_Your goal_:
Please report every line from the material that contains the word "title".

_Dataset content_:

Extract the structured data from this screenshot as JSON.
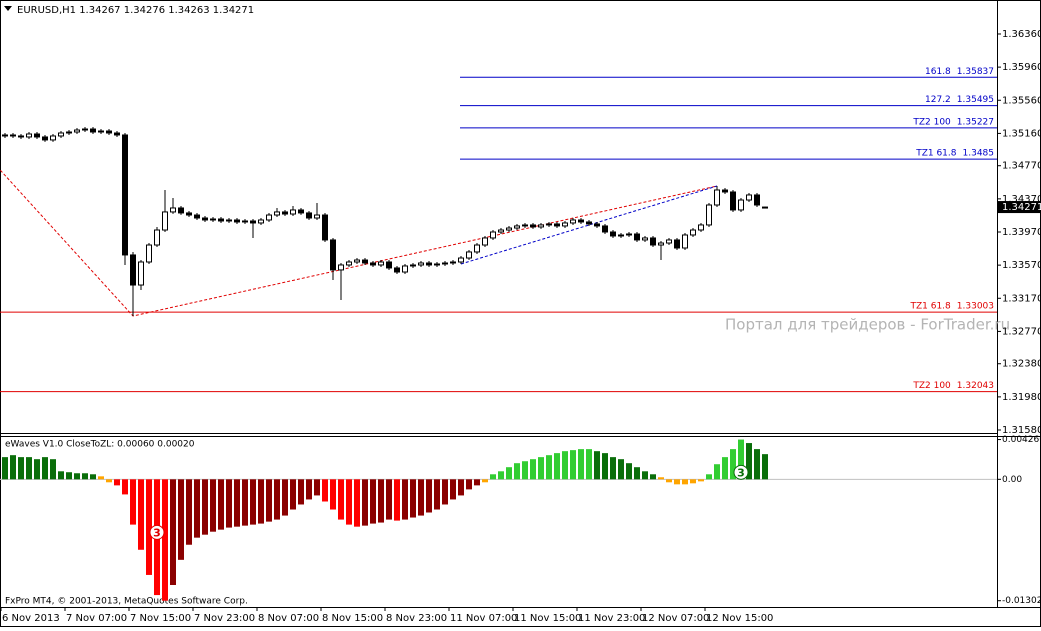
{
  "chart_data": [
    {
      "type": "candlestick",
      "title": "EURUSD,H1  1.34267 1.34276 1.34263 1.34271",
      "categories": [
        "6 Nov 2013",
        null,
        null,
        null,
        null,
        null,
        null,
        null,
        "7 Nov 07:00",
        null,
        null,
        null,
        null,
        null,
        null,
        null,
        "7 Nov 15:00",
        null,
        null,
        null,
        null,
        null,
        null,
        null,
        "7 Nov 23:00",
        null,
        null,
        null,
        null,
        null,
        null,
        null,
        "8 Nov 07:00",
        null,
        null,
        null,
        null,
        null,
        null,
        null,
        "8 Nov 15:00",
        null,
        null,
        null,
        null,
        null,
        null,
        null,
        "8 Nov 23:00",
        null,
        null,
        null,
        null,
        null,
        null,
        null,
        "11 Nov 07:00",
        null,
        null,
        null,
        null,
        null,
        null,
        null,
        "11 Nov 15:00",
        null,
        null,
        null,
        null,
        null,
        null,
        null,
        "11 Nov 23:00",
        null,
        null,
        null,
        null,
        null,
        null,
        null,
        "12 Nov 07:00",
        null,
        null,
        null,
        null,
        null,
        null,
        null,
        "12 Nov 15:00",
        null,
        null,
        null,
        null,
        null,
        null,
        null
      ],
      "open": [
        1.35129,
        1.35141,
        1.35129,
        1.35117,
        1.35153,
        1.35117,
        1.35081,
        1.35129,
        1.35165,
        1.35177,
        1.35201,
        1.35213,
        1.35177,
        1.35189,
        1.35165,
        1.35141,
        1.33693,
        1.3333,
        1.33608,
        1.33813,
        1.33994,
        1.34212,
        1.3426,
        1.342,
        1.34175,
        1.34139,
        1.34115,
        1.34127,
        1.34103,
        1.34115,
        1.34091,
        1.34103,
        1.34079,
        1.34115,
        1.34175,
        1.34212,
        1.34187,
        1.34236,
        1.342,
        1.34139,
        1.34175,
        1.33874,
        1.33512,
        1.33572,
        1.33608,
        1.33632,
        1.33596,
        1.33572,
        1.33608,
        1.33536,
        1.33487,
        1.3356,
        1.33572,
        1.33596,
        1.33572,
        1.33584,
        1.33596,
        1.33608,
        1.33656,
        1.33729,
        1.33813,
        1.33898,
        1.3397,
        1.33994,
        1.34018,
        1.34043,
        1.34055,
        1.34031,
        1.34055,
        1.34067,
        1.34043,
        1.34079,
        1.34115,
        1.34091,
        1.34067,
        1.34043,
        1.3397,
        1.33922,
        1.33934,
        1.33946,
        1.33874,
        1.33898,
        1.33813,
        1.33837,
        1.33874,
        1.33777,
        1.33934,
        1.33994,
        1.34055,
        1.34296,
        1.34477,
        1.34453,
        1.34236,
        1.34356,
        1.34417,
        1.34267
      ],
      "high": [
        1.35165,
        1.35165,
        1.35153,
        1.35177,
        1.35177,
        1.35141,
        1.35153,
        1.35189,
        1.35201,
        1.35225,
        1.35237,
        1.35237,
        1.35213,
        1.35213,
        1.35189,
        1.35165,
        1.33729,
        1.33632,
        1.33837,
        1.34031,
        1.34477,
        1.3438,
        1.34284,
        1.34224,
        1.34199,
        1.34163,
        1.34151,
        1.34151,
        1.34139,
        1.34139,
        1.34127,
        1.34127,
        1.34139,
        1.34199,
        1.3426,
        1.34236,
        1.34284,
        1.3426,
        1.34224,
        1.3432,
        1.34199,
        1.33898,
        1.33596,
        1.33632,
        1.33656,
        1.33656,
        1.3362,
        1.33632,
        1.33632,
        1.3356,
        1.33584,
        1.33596,
        1.3362,
        1.3362,
        1.33608,
        1.3362,
        1.33632,
        1.3368,
        1.33753,
        1.33837,
        1.33922,
        1.33994,
        1.34018,
        1.34043,
        1.34067,
        1.34079,
        1.34079,
        1.34079,
        1.34091,
        1.34091,
        1.34103,
        1.34139,
        1.34139,
        1.34115,
        1.34091,
        1.34067,
        1.33994,
        1.33958,
        1.3397,
        1.3397,
        1.33922,
        1.33922,
        1.33861,
        1.33898,
        1.33898,
        1.33958,
        1.34018,
        1.34079,
        1.3432,
        1.34525,
        1.34501,
        1.34477,
        1.3438,
        1.34441,
        1.34441,
        1.34276
      ],
      "low": [
        1.35105,
        1.35105,
        1.35093,
        1.35093,
        1.35093,
        1.35057,
        1.35057,
        1.35105,
        1.35141,
        1.35153,
        1.35177,
        1.35153,
        1.35153,
        1.35141,
        1.35117,
        1.33572,
        1.32956,
        1.3327,
        1.33584,
        1.33789,
        1.3397,
        1.34188,
        1.34176,
        1.34151,
        1.34115,
        1.34091,
        1.34091,
        1.34079,
        1.34079,
        1.34067,
        1.34067,
        1.33898,
        1.34055,
        1.34091,
        1.34151,
        1.34163,
        1.34163,
        1.34176,
        1.34115,
        1.34115,
        1.3385,
        1.33391,
        1.33149,
        1.33548,
        1.33584,
        1.33572,
        1.33548,
        1.33548,
        1.33512,
        1.33463,
        1.33463,
        1.33536,
        1.33548,
        1.33548,
        1.33548,
        1.3356,
        1.33572,
        1.33584,
        1.33632,
        1.33705,
        1.33789,
        1.33874,
        1.33946,
        1.3397,
        1.33994,
        1.34018,
        1.34007,
        1.34007,
        1.34031,
        1.34018,
        1.34018,
        1.34055,
        1.34067,
        1.34043,
        1.34018,
        1.33946,
        1.33898,
        1.33898,
        1.3391,
        1.3385,
        1.3385,
        1.33789,
        1.33632,
        1.33813,
        1.33753,
        1.33753,
        1.3391,
        1.3397,
        1.34031,
        1.34272,
        1.34429,
        1.34212,
        1.34212,
        1.34332,
        1.34272,
        1.34263
      ],
      "close": [
        1.35141,
        1.35129,
        1.35117,
        1.35153,
        1.35117,
        1.35081,
        1.35129,
        1.35165,
        1.35177,
        1.35201,
        1.35213,
        1.35177,
        1.35189,
        1.35165,
        1.35141,
        1.33693,
        1.3333,
        1.33608,
        1.33813,
        1.33994,
        1.34212,
        1.3426,
        1.342,
        1.34175,
        1.34139,
        1.34115,
        1.34127,
        1.34103,
        1.34115,
        1.34091,
        1.34103,
        1.34079,
        1.34115,
        1.34175,
        1.34212,
        1.34187,
        1.34236,
        1.342,
        1.34139,
        1.34175,
        1.33874,
        1.33512,
        1.33572,
        1.33608,
        1.33632,
        1.33596,
        1.33572,
        1.33608,
        1.33536,
        1.33487,
        1.3356,
        1.33572,
        1.33596,
        1.33572,
        1.33584,
        1.33596,
        1.33608,
        1.33656,
        1.33729,
        1.33813,
        1.33898,
        1.3397,
        1.33994,
        1.34018,
        1.34043,
        1.34055,
        1.34031,
        1.34055,
        1.34067,
        1.34043,
        1.34079,
        1.34115,
        1.34091,
        1.34067,
        1.34043,
        1.3397,
        1.33922,
        1.33934,
        1.33946,
        1.33874,
        1.33898,
        1.33813,
        1.33837,
        1.33874,
        1.33777,
        1.33934,
        1.33994,
        1.34055,
        1.34296,
        1.34477,
        1.34453,
        1.34236,
        1.34356,
        1.34417,
        1.34296,
        1.34271
      ],
      "ylim": [
        1.31556,
        1.36746
      ],
      "yticks": [
        {
          "value": 1.3636,
          "label": "1.36360"
        },
        {
          "value": 1.3596,
          "label": "1.35960"
        },
        {
          "value": 1.3556,
          "label": "1.35560"
        },
        {
          "value": 1.3516,
          "label": "1.35160"
        },
        {
          "value": 1.3477,
          "label": "1.34770"
        },
        {
          "value": 1.3437,
          "label": "1.34370"
        },
        {
          "value": 1.3397,
          "label": "1.33970"
        },
        {
          "value": 1.3357,
          "label": "1.33570"
        },
        {
          "value": 1.3317,
          "label": "1.33170"
        },
        {
          "value": 1.3277,
          "label": "1.32770"
        },
        {
          "value": 1.3238,
          "label": "1.32380"
        },
        {
          "value": 1.3198,
          "label": "1.31980"
        },
        {
          "value": 1.3158,
          "label": "1.31580"
        }
      ],
      "current_price": 1.34271,
      "levels": [
        {
          "label": "161.8",
          "value": 1.35837,
          "color": "#0000c8",
          "from": 57
        },
        {
          "label": "127.2",
          "value": 1.35495,
          "color": "#0000c8",
          "from": 57
        },
        {
          "label": "TZ2 100",
          "value": 1.35227,
          "color": "#0000c8",
          "from": 57
        },
        {
          "label": "TZ1 61.8",
          "value": 1.3485,
          "color": "#0000c8",
          "from": 57
        },
        {
          "label": "TZ1 61.8",
          "value": 1.33003,
          "color": "#e00000"
        },
        {
          "label": "TZ2 100",
          "value": 1.32043,
          "color": "#e00000"
        }
      ],
      "lines": [
        {
          "color": "#e00000",
          "x": [
            -1,
            16,
            89
          ],
          "y": [
            1.3476,
            1.32956,
            1.34525
          ]
        },
        {
          "color": "#0000c8",
          "x": [
            57,
            89
          ],
          "y": [
            1.33584,
            1.34525
          ]
        }
      ],
      "watermark": "Портал для трейдеров - ForTrader.ru",
      "footer": "FxPro MT4, © 2001-2013, MetaQuotes Software Corp."
    },
    {
      "type": "bar",
      "title": "eWaves V1.0 CloseToZL: 0.00060 0.00020",
      "values": [
        0.00238,
        0.00259,
        0.00238,
        0.00238,
        0.00216,
        0.00238,
        0.00216,
        0.00086,
        0.00076,
        0.00065,
        0.00065,
        0.00054,
        0.00032,
        -0.00032,
        -0.00065,
        -0.00162,
        -0.00486,
        -0.00756,
        -0.01026,
        -0.01242,
        -0.013024,
        -0.01134,
        -0.00864,
        -0.00702,
        -0.00626,
        -0.00594,
        -0.00562,
        -0.0054,
        -0.00518,
        -0.00508,
        -0.00497,
        -0.00486,
        -0.00475,
        -0.00454,
        -0.00432,
        -0.00389,
        -0.00324,
        -0.0027,
        -0.00216,
        -0.00173,
        -0.00238,
        -0.00324,
        -0.00432,
        -0.00486,
        -0.00508,
        -0.00497,
        -0.00475,
        -0.00464,
        -0.00432,
        -0.00443,
        -0.00432,
        -0.0041,
        -0.00389,
        -0.00356,
        -0.00324,
        -0.0027,
        -0.00216,
        -0.00173,
        -0.00108,
        -0.00065,
        -0.00032,
        0.00054,
        0.00086,
        0.0013,
        0.00173,
        0.00194,
        0.00216,
        0.00238,
        0.00259,
        0.00281,
        0.00302,
        0.00313,
        0.00324,
        0.00324,
        0.00302,
        0.00281,
        0.00238,
        0.00216,
        0.00173,
        0.0013,
        0.00086,
        0.00054,
        0.00022,
        -0.00032,
        -0.00054,
        -0.00054,
        -0.00043,
        -0.00022,
        0.00054,
        0.00162,
        0.00238,
        0.00324,
        0.004266,
        0.00389,
        0.00324,
        0.0027
      ],
      "colors": [
        "#0a6e0a",
        "#0a6e0a",
        "#0a6e0a",
        "#0a6e0a",
        "#0a6e0a",
        "#0a6e0a",
        "#0a6e0a",
        "#0a6e0a",
        "#0a6e0a",
        "#0a6e0a",
        "#0a6e0a",
        "#0a6e0a",
        "#ffa500",
        "#ffa500",
        "#ff0000",
        "#ff0000",
        "#ff0000",
        "#ff0000",
        "#ff0000",
        "#ff0000",
        "#ff0000",
        "#8b0000",
        "#8b0000",
        "#8b0000",
        "#8b0000",
        "#8b0000",
        "#8b0000",
        "#8b0000",
        "#8b0000",
        "#8b0000",
        "#8b0000",
        "#8b0000",
        "#8b0000",
        "#8b0000",
        "#8b0000",
        "#8b0000",
        "#8b0000",
        "#8b0000",
        "#8b0000",
        "#8b0000",
        "#ff0000",
        "#ff0000",
        "#ff0000",
        "#ff0000",
        "#ff0000",
        "#8b0000",
        "#8b0000",
        "#8b0000",
        "#8b0000",
        "#ff0000",
        "#8b0000",
        "#8b0000",
        "#8b0000",
        "#8b0000",
        "#8b0000",
        "#8b0000",
        "#8b0000",
        "#8b0000",
        "#8b0000",
        "#8b0000",
        "#ffa500",
        "#32cd32",
        "#32cd32",
        "#32cd32",
        "#32cd32",
        "#32cd32",
        "#32cd32",
        "#32cd32",
        "#32cd32",
        "#32cd32",
        "#32cd32",
        "#32cd32",
        "#32cd32",
        "#32cd32",
        "#0a6e0a",
        "#0a6e0a",
        "#0a6e0a",
        "#0a6e0a",
        "#0a6e0a",
        "#0a6e0a",
        "#0a6e0a",
        "#0a6e0a",
        "#ffa500",
        "#ffa500",
        "#ffa500",
        "#ffa500",
        "#ffa500",
        "#ffa500",
        "#32cd32",
        "#32cd32",
        "#32cd32",
        "#32cd32",
        "#32cd32",
        "#0a6e0a",
        "#0a6e0a",
        "#0a6e0a"
      ],
      "ylim": [
        -0.0137,
        0.00454
      ],
      "yticks": [
        0.004266,
        {
          "value": 0,
          "label": "0.00"
        },
        -0.013024
      ],
      "annotations": [
        {
          "text": "3",
          "index": 19,
          "y": -0.00569,
          "color": "#e00000"
        },
        {
          "text": "3",
          "index": 92,
          "y": 0.00075,
          "color": "#0a6e0a"
        }
      ]
    }
  ]
}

_Output of the exercise_:
      "title": "EURUSD,H1  1.34267 1.34276 1.34263 1.34271",
      "title": "eWaves V1.0 CloseToZL: 0.00060 0.00020",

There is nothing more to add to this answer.